**WHAT YOU WILL DO:**
Rewrite the data from the start through the line containing "1145, 647, 1153]", replacing "ferment media" with "fermentation medium" and keeping everything else the same. Give only those lines.

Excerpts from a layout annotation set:
____
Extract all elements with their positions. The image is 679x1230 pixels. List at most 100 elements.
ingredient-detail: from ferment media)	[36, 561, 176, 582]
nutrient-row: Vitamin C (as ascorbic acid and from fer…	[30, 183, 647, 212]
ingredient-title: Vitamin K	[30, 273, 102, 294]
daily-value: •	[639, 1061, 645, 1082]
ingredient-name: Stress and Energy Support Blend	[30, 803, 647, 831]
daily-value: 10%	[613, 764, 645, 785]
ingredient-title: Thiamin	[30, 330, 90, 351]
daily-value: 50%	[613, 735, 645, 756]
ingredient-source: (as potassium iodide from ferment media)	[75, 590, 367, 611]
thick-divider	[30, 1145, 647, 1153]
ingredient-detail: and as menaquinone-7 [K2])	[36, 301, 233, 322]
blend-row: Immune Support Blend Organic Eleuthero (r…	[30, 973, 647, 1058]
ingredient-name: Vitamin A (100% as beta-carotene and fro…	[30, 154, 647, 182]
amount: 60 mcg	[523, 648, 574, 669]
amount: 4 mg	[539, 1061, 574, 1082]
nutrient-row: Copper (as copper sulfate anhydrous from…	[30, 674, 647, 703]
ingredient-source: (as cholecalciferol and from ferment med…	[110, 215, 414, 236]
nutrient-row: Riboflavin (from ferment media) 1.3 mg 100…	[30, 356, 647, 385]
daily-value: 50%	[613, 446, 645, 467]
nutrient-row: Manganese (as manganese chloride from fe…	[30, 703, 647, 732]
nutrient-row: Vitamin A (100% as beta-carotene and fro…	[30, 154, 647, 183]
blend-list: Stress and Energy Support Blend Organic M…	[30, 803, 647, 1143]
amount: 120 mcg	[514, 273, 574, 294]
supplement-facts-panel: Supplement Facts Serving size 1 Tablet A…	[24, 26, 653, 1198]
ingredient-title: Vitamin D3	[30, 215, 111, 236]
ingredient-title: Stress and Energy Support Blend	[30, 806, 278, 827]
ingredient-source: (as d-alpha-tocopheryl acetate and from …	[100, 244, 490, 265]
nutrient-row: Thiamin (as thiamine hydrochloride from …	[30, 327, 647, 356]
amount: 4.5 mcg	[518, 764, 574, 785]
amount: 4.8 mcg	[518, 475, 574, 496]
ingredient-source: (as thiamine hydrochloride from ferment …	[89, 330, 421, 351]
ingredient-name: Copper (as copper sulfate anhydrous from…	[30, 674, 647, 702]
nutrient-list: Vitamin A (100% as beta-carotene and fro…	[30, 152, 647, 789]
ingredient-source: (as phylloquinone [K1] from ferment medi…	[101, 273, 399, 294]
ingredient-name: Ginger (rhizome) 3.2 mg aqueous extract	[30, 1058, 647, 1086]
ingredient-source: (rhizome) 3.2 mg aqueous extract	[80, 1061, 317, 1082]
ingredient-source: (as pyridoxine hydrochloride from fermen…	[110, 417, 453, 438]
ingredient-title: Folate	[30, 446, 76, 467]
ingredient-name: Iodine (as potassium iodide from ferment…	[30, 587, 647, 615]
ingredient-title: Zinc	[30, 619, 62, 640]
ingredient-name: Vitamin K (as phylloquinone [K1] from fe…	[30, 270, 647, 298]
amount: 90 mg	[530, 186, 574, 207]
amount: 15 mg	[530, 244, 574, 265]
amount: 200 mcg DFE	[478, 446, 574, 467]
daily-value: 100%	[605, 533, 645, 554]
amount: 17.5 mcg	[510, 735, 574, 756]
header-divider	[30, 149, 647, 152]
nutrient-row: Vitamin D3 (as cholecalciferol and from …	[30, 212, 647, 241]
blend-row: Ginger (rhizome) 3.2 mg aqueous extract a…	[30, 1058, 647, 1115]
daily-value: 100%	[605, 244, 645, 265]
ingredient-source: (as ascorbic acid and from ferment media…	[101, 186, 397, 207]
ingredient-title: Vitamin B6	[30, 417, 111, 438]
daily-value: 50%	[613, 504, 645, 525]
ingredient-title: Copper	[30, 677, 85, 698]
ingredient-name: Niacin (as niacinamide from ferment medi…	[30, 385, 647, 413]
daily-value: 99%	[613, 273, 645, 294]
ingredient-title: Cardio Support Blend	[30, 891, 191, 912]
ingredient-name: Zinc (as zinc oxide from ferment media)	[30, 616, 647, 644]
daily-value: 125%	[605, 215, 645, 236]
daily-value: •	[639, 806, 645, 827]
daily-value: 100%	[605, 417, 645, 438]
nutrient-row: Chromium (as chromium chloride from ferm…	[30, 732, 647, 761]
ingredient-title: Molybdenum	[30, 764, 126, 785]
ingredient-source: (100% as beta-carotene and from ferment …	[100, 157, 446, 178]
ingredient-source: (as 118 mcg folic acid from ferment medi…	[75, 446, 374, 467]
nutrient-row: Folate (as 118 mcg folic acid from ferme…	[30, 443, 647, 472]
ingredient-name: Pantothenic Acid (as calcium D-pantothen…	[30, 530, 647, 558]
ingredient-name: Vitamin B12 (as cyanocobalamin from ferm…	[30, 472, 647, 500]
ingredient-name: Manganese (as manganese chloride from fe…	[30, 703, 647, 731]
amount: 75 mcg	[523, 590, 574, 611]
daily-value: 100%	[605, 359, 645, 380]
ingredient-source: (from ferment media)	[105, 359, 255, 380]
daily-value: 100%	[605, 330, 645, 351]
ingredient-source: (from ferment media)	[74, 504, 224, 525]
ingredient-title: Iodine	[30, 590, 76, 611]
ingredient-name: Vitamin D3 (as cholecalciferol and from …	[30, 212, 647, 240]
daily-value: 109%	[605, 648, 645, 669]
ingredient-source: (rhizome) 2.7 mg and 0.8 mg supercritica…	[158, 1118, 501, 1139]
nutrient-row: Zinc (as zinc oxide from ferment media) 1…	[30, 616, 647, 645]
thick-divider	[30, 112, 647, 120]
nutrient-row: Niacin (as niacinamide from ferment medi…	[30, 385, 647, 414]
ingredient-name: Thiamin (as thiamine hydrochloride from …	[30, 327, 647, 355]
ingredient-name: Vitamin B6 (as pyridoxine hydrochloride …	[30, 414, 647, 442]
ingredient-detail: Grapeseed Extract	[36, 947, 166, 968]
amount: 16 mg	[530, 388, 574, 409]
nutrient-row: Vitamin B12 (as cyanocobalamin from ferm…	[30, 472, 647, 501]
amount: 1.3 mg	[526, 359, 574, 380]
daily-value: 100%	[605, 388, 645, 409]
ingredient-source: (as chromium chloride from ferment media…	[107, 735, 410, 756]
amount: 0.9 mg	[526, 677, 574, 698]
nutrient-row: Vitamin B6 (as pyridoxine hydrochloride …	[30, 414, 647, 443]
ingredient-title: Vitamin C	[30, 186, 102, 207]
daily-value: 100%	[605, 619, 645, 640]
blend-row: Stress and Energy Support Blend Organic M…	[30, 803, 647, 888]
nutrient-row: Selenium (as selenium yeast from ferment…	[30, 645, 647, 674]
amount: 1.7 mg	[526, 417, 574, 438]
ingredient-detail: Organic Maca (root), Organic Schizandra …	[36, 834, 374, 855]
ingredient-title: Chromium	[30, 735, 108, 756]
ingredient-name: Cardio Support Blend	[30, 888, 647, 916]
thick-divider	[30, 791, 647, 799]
____
**EXERCISE ANSWER:**
Extract all elements with their positions. The image is 679x1230 pixels. List at most 100 elements.
ingredient-detail: from fermentation medium)	[36, 561, 176, 582]
nutrient-row: Vitamin C (as ascorbic acid and from fer…	[30, 183, 647, 212]
ingredient-title: Vitamin K	[30, 273, 102, 294]
daily-value: •	[639, 1061, 645, 1082]
ingredient-name: Stress and Energy Support Blend	[30, 803, 647, 831]
daily-value: 10%	[613, 764, 645, 785]
ingredient-title: Thiamin	[30, 330, 90, 351]
daily-value: 50%	[613, 735, 645, 756]
ingredient-source: (as potassium iodide from fermentation medium)	[75, 590, 367, 611]
thick-divider	[30, 1145, 647, 1153]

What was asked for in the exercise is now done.